* To be done
Give the number of lines that include the word "根据材料并结合所学知识", nothing more.

++++ Provided records ++++

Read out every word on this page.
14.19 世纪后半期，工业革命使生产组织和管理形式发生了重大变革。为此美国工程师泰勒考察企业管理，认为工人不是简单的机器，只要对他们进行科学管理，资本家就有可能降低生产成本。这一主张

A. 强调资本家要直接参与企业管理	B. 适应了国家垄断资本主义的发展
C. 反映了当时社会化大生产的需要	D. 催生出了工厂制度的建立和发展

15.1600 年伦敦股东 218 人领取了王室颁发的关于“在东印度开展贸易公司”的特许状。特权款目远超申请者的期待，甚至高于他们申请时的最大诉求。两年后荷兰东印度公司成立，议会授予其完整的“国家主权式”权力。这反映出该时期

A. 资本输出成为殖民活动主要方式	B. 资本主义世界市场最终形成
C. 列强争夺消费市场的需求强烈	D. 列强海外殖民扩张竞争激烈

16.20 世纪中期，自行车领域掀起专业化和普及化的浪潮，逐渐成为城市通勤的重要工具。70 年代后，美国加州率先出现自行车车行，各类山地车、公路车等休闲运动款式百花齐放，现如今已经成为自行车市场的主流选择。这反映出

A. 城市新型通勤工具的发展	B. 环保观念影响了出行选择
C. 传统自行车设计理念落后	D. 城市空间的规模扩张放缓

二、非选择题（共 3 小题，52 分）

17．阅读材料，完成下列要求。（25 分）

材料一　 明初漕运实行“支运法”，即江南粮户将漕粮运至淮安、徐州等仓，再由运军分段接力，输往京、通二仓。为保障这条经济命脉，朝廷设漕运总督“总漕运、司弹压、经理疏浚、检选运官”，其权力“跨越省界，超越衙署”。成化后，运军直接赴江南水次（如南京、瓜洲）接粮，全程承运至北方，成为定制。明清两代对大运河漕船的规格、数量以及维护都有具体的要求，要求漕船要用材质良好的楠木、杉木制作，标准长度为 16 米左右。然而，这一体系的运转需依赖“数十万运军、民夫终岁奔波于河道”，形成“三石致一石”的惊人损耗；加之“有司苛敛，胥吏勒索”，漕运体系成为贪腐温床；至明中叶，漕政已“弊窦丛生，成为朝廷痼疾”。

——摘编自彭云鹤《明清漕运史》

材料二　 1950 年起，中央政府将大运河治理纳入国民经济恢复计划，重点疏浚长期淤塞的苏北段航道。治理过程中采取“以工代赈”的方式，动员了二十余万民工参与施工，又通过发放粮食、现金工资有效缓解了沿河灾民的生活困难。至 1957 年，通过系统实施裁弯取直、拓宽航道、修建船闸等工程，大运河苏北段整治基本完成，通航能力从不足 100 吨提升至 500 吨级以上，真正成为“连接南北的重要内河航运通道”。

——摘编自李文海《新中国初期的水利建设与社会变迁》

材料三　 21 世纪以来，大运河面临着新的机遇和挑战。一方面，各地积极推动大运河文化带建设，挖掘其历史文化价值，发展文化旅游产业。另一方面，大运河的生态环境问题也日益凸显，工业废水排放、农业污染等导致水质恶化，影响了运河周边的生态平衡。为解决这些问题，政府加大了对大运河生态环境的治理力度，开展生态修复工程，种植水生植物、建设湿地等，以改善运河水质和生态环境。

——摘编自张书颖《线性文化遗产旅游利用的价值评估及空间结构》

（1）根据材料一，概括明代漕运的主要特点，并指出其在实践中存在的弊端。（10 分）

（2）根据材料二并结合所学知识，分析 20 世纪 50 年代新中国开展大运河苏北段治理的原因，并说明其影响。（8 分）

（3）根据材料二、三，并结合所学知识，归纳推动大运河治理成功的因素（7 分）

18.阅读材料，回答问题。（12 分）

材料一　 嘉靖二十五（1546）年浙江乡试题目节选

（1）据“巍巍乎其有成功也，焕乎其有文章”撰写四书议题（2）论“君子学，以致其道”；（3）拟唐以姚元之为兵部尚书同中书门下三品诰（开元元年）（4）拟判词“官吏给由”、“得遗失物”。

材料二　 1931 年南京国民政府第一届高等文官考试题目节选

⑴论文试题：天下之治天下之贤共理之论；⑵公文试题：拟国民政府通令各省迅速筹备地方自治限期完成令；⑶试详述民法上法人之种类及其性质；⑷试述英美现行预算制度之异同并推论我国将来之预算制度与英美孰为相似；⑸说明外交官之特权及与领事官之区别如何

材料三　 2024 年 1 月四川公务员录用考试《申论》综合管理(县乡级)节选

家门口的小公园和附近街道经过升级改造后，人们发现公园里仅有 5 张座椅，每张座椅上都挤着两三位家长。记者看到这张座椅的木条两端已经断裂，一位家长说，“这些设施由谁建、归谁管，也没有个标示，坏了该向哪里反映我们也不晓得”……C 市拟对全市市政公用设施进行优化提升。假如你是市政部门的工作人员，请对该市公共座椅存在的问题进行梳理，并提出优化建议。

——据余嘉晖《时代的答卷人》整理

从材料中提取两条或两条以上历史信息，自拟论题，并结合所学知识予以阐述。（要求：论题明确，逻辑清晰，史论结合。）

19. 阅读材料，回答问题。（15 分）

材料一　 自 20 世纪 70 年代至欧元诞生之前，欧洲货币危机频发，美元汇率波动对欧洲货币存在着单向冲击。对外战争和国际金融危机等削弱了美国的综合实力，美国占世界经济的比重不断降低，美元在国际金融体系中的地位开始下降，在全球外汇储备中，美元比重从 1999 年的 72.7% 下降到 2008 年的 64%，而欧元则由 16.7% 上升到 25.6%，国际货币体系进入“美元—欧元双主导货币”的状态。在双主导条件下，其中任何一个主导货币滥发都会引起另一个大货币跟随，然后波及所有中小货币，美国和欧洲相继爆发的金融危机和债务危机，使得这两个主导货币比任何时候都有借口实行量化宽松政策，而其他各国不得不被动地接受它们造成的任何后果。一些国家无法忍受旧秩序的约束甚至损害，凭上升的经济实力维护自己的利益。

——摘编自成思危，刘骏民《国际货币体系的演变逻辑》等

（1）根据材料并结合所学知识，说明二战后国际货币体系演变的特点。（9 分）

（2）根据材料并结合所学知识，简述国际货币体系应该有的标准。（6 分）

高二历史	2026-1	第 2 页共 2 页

++++

* Result of the exercise
2